● **DATA PROVIDED**:
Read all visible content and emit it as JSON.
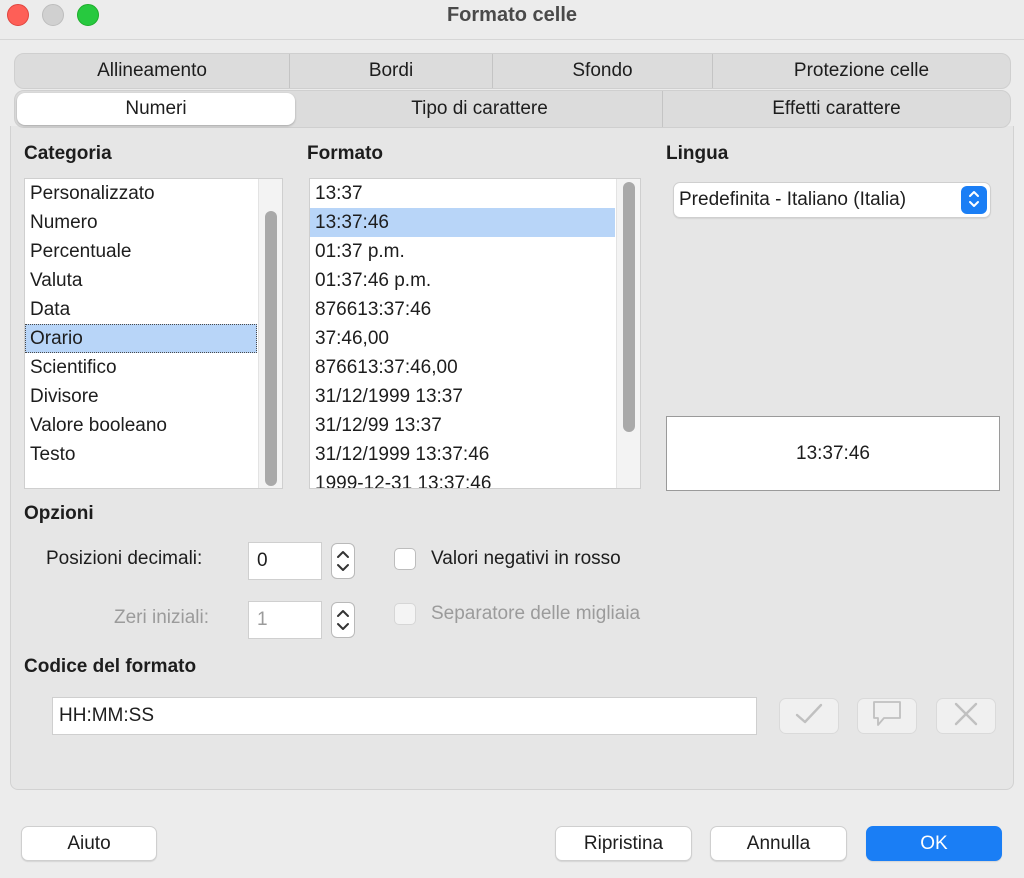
{
  "window": {
    "title": "Formato celle"
  },
  "tabs": {
    "row1": [
      "Allineamento",
      "Bordi",
      "Sfondo",
      "Protezione celle"
    ],
    "row2": [
      "Numeri",
      "Tipo di carattere",
      "Effetti carattere"
    ],
    "active": "Numeri"
  },
  "categoria": {
    "label": "Categoria",
    "items": [
      "Personalizzato",
      "Numero",
      "Percentuale",
      "Valuta",
      "Data",
      "Orario",
      "Scientifico",
      "Divisore",
      "Valore booleano",
      "Testo"
    ],
    "selected": "Orario"
  },
  "formato": {
    "label": "Formato",
    "items": [
      "13:37",
      "13:37:46",
      "01:37 p.m.",
      "01:37:46 p.m.",
      "876613:37:46",
      "37:46,00",
      "876613:37:46,00",
      "31/12/1999 13:37",
      "31/12/99 13:37",
      "31/12/1999 13:37:46",
      "1999-12-31 13:37:46"
    ],
    "selected": "13:37:46"
  },
  "lingua": {
    "label": "Lingua",
    "value": "Predefinita - Italiano (Italia)"
  },
  "preview": {
    "value": "13:37:46"
  },
  "opzioni": {
    "label": "Opzioni",
    "decimali_label": "Posizioni decimali:",
    "decimali_value": "0",
    "zeri_label": "Zeri iniziali:",
    "zeri_value": "1",
    "negativi_label": "Valori negativi in rosso",
    "negativi_checked": false,
    "migliaia_label": "Separatore delle migliaia",
    "migliaia_checked": false
  },
  "codice": {
    "label": "Codice del formato",
    "value": "HH:MM:SS"
  },
  "buttons": {
    "help": "Aiuto",
    "reset": "Ripristina",
    "cancel": "Annulla",
    "ok": "OK"
  },
  "colors": {
    "accent": "#1a7ef5",
    "selection": "#b8d5f8",
    "close": "#fe5f57",
    "maximize": "#27c93f"
  },
  "icons": {
    "accept": "checkmark-icon",
    "comment": "speech-bubble-icon",
    "delete": "x-mark-icon",
    "select": "updown-chevron-icon"
  }
}
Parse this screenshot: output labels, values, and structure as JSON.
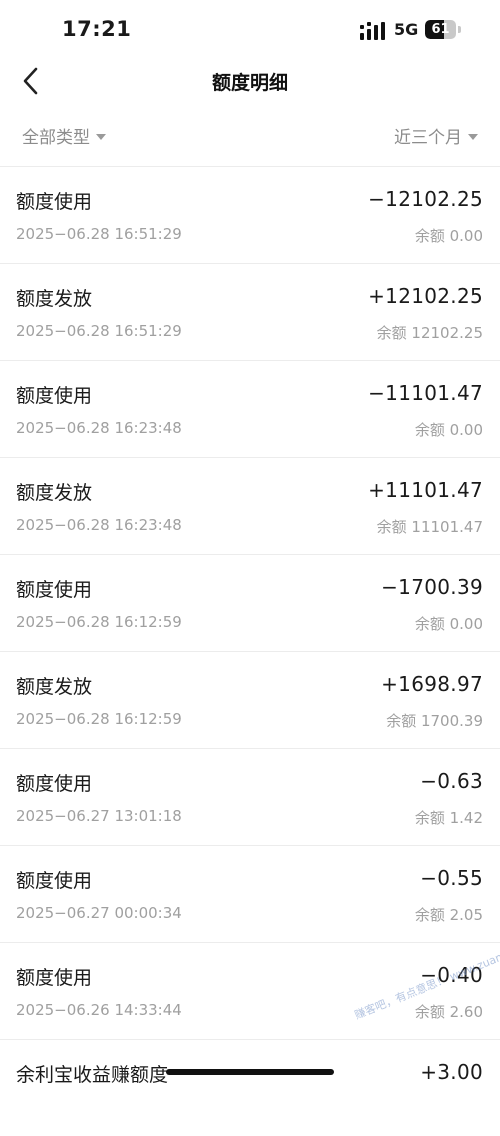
{
  "status_bar": {
    "time": "17:21",
    "network": "5G",
    "battery": "61",
    "battery_level": 0.61,
    "signal_icon": "signal-bars-icon"
  },
  "nav": {
    "back_icon": "chevron-left-icon",
    "title": "额度明细"
  },
  "filters": {
    "type": "全部类型",
    "period": "近三个月"
  },
  "records": [
    {
      "type": "额度使用",
      "amount": "−12102.25",
      "time": "2025−06.28 16:51:29",
      "balance": "余额 0.00"
    },
    {
      "type": "额度发放",
      "amount": "+12102.25",
      "time": "2025−06.28 16:51:29",
      "balance": "余额 12102.25"
    },
    {
      "type": "额度使用",
      "amount": "−11101.47",
      "time": "2025−06.28 16:23:48",
      "balance": "余额 0.00"
    },
    {
      "type": "额度发放",
      "amount": "+11101.47",
      "time": "2025−06.28 16:23:48",
      "balance": "余额 11101.47"
    },
    {
      "type": "额度使用",
      "amount": "−1700.39",
      "time": "2025−06.28 16:12:59",
      "balance": "余额 0.00"
    },
    {
      "type": "额度发放",
      "amount": "+1698.97",
      "time": "2025−06.28 16:12:59",
      "balance": "余额 1700.39"
    },
    {
      "type": "额度使用",
      "amount": "−0.63",
      "time": "2025−06.27 13:01:18",
      "balance": "余额 1.42"
    },
    {
      "type": "额度使用",
      "amount": "−0.55",
      "time": "2025−06.27 00:00:34",
      "balance": "余额 2.05"
    },
    {
      "type": "额度使用",
      "amount": "−0.40",
      "time": "2025−06.26 14:33:44",
      "balance": "余额 2.60"
    },
    {
      "type": "余利宝收益赚额度",
      "amount": "+3.00",
      "time": "",
      "balance": ""
    }
  ],
  "watermark": "赚客吧，有点意思！ www.zuanke8.com"
}
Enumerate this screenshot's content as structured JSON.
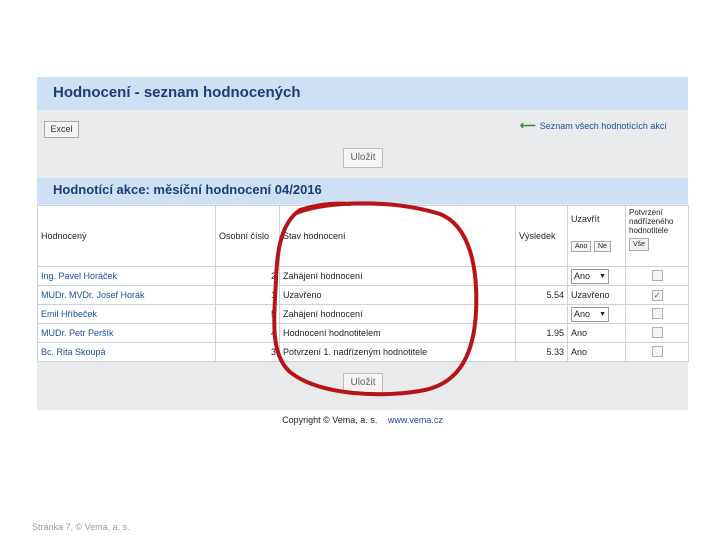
{
  "header": {
    "title": "Hodnocení - seznam hodnocených"
  },
  "toolbar": {
    "excel_label": "Excel",
    "all_actions_link": "Seznam všech hodnotících akcí",
    "save_label": "Uložit"
  },
  "action": {
    "title": "Hodnotící akce: měsíční hodnocení 04/2016"
  },
  "table": {
    "headers": {
      "name": "Hodnocený",
      "personal_no": "Osobní číslo",
      "status": "Stav hodnocení",
      "result": "Výsledek",
      "rate": "Uzavřít",
      "confirm": "Potvrzení nadřízeného hodnotitele"
    },
    "sub_buttons": {
      "yes": "Ano",
      "no": "Ne",
      "all": "Vše"
    },
    "rows": [
      {
        "name": "Ing. Pavel Horáček",
        "no": "2",
        "status": "Zahájení hodnocení",
        "result": "",
        "rate": "Ano",
        "rate_select": true,
        "checked": false
      },
      {
        "name": "MUDr. MVDr. Josef Horák",
        "no": "1",
        "status": "Uzavřeno",
        "result": "5.54",
        "rate": "Uzavřeno",
        "rate_select": false,
        "checked": true
      },
      {
        "name": "Emil Hříbeček",
        "no": "5",
        "status": "Zahájení hodnocení",
        "result": "",
        "rate": "Ano",
        "rate_select": true,
        "checked": false
      },
      {
        "name": "MUDr. Petr Peršík",
        "no": "4",
        "status": "Hodnocení hodnotitelem",
        "result": "1.95",
        "rate": "Ano",
        "rate_select": false,
        "checked": false
      },
      {
        "name": "Bc. Rita Skoupá",
        "no": "3",
        "status": "Potvrzení 1. nadřízeným hodnotitele",
        "result": "5.33",
        "rate": "Ano",
        "rate_select": false,
        "checked": false
      }
    ]
  },
  "footer": {
    "copyright": "Copyright © Vema, a. s.",
    "link": "www.vema.cz"
  },
  "slide_footer": "Stránka 7, © Vema, a. s.",
  "colors": {
    "header_bg": "#cfe0f5",
    "accent": "#1b3f73",
    "annotation": "#b81417"
  }
}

● **WHAT YOU ARE ASKED TO DO**: Reproduce the records verbatim, omitting all images they contain.

● **FINISHED TASK**:
Read all visible content and emit it as JSON.
{
  "window": {
    "title": "Formato celle"
  },
  "tabs": {
    "row1": [
      "Allineamento",
      "Bordi",
      "Sfondo",
      "Protezione celle"
    ],
    "row2": [
      "Numeri",
      "Tipo di carattere",
      "Effetti carattere"
    ],
    "active": "Numeri"
  },
  "categoria": {
    "label": "Categoria",
    "items": [
      "Personalizzato",
      "Numero",
      "Percentuale",
      "Valuta",
      "Data",
      "Orario",
      "Scientifico",
      "Divisore",
      "Valore booleano",
      "Testo"
    ],
    "selected": "Orario"
  },
  "formato": {
    "label": "Formato",
    "items": [
      "13:37",
      "13:37:46",
      "01:37 p.m.",
      "01:37:46 p.m.",
      "876613:37:46",
      "37:46,00",
      "876613:37:46,00",
      "31/12/1999 13:37",
      "31/12/99 13:37",
      "31/12/1999 13:37:46",
      "1999-12-31 13:37:46"
    ],
    "selected": "13:37:46"
  },
  "lingua": {
    "label": "Lingua",
    "value": "Predefinita - Italiano (Italia)"
  },
  "preview": {
    "value": "13:37:46"
  },
  "opzioni": {
    "label": "Opzioni",
    "decimali_label": "Posizioni decimali:",
    "decimali_value": "0",
    "zeri_label": "Zeri iniziali:",
    "zeri_value": "1",
    "negativi_label": "Valori negativi in rosso",
    "negativi_checked": false,
    "migliaia_label": "Separatore delle migliaia",
    "migliaia_checked": false
  },
  "codice": {
    "label": "Codice del formato",
    "value": "HH:MM:SS"
  },
  "buttons": {
    "help": "Aiuto",
    "reset": "Ripristina",
    "cancel": "Annulla",
    "ok": "OK"
  },
  "colors": {
    "accent": "#1a7ef5",
    "selection": "#b8d5f8",
    "close": "#fe5f57",
    "maximize": "#27c93f"
  },
  "icons": {
    "accept": "checkmark-icon",
    "comment": "speech-bubble-icon",
    "delete": "x-mark-icon",
    "select": "updown-chevron-icon"
  }
}
Parse this screenshot: output labels, values, and structure as JSON.
{
  "status_bar": {
    "time": "17:21",
    "network": "5G",
    "battery": "61",
    "battery_level": 0.61,
    "signal_icon": "signal-bars-icon"
  },
  "nav": {
    "back_icon": "chevron-left-icon",
    "title": "额度明细"
  },
  "filters": {
    "type": "全部类型",
    "period": "近三个月"
  },
  "records": [
    {
      "type": "额度使用",
      "amount": "−12102.25",
      "time": "2025−06.28 16:51:29",
      "balance": "余额 0.00"
    },
    {
      "type": "额度发放",
      "amount": "+12102.25",
      "time": "2025−06.28 16:51:29",
      "balance": "余额 12102.25"
    },
    {
      "type": "额度使用",
      "amount": "−11101.47",
      "time": "2025−06.28 16:23:48",
      "balance": "余额 0.00"
    },
    {
      "type": "额度发放",
      "amount": "+11101.47",
      "time": "2025−06.28 16:23:48",
      "balance": "余额 11101.47"
    },
    {
      "type": "额度使用",
      "amount": "−1700.39",
      "time": "2025−06.28 16:12:59",
      "balance": "余额 0.00"
    },
    {
      "type": "额度发放",
      "amount": "+1698.97",
      "time": "2025−06.28 16:12:59",
      "balance": "余额 1700.39"
    },
    {
      "type": "额度使用",
      "amount": "−0.63",
      "time": "2025−06.27 13:01:18",
      "balance": "余额 1.42"
    },
    {
      "type": "额度使用",
      "amount": "−0.55",
      "time": "2025−06.27 00:00:34",
      "balance": "余额 2.05"
    },
    {
      "type": "额度使用",
      "amount": "−0.40",
      "time": "2025−06.26 14:33:44",
      "balance": "余额 2.60"
    },
    {
      "type": "余利宝收益赚额度",
      "amount": "+3.00",
      "time": "",
      "balance": ""
    }
  ],
  "watermark": "赚客吧，有点意思！ www.zuanke8.com"
}
Enumerate this screenshot's content as structured JSON.
{
  "header": {
    "title": "Hodnocení - seznam hodnocených"
  },
  "toolbar": {
    "excel_label": "Excel",
    "all_actions_link": "Seznam všech hodnotících akcí",
    "save_label": "Uložit"
  },
  "action": {
    "title": "Hodnotící akce: měsíční hodnocení 04/2016"
  },
  "table": {
    "headers": {
      "name": "Hodnocený",
      "personal_no": "Osobní číslo",
      "status": "Stav hodnocení",
      "result": "Výsledek",
      "rate": "Uzavřít",
      "confirm": "Potvrzení nadřízeného hodnotitele"
    },
    "sub_buttons": {
      "yes": "Ano",
      "no": "Ne",
      "all": "Vše"
    },
    "rows": [
      {
        "name": "Ing. Pavel Horáček",
        "no": "2",
        "status": "Zahájení hodnocení",
        "result": "",
        "rate": "Ano",
        "rate_select": true,
        "checked": false
      },
      {
        "name": "MUDr. MVDr. Josef Horák",
        "no": "1",
        "status": "Uzavřeno",
        "result": "5.54",
        "rate": "Uzavřeno",
        "rate_select": false,
        "checked": true
      },
      {
        "name": "Emil Hříbeček",
        "no": "5",
        "status": "Zahájení hodnocení",
        "result": "",
        "rate": "Ano",
        "rate_select": true,
        "checked": false
      },
      {
        "name": "MUDr. Petr Peršík",
        "no": "4",
        "status": "Hodnocení hodnotitelem",
        "result": "1.95",
        "rate": "Ano",
        "rate_select": false,
        "checked": false
      },
      {
        "name": "Bc. Rita Skoupá",
        "no": "3",
        "status": "Potvrzení 1. nadřízeným hodnotitele",
        "result": "5.33",
        "rate": "Ano",
        "rate_select": false,
        "checked": false
      }
    ]
  },
  "footer": {
    "copyright": "Copyright © Vema, a. s.",
    "link": "www.vema.cz"
  },
  "slide_footer": "Stránka 7, © Vema, a. s.",
  "colors": {
    "header_bg": "#cfe0f5",
    "accent": "#1b3f73",
    "annotation": "#b81417"
  }
}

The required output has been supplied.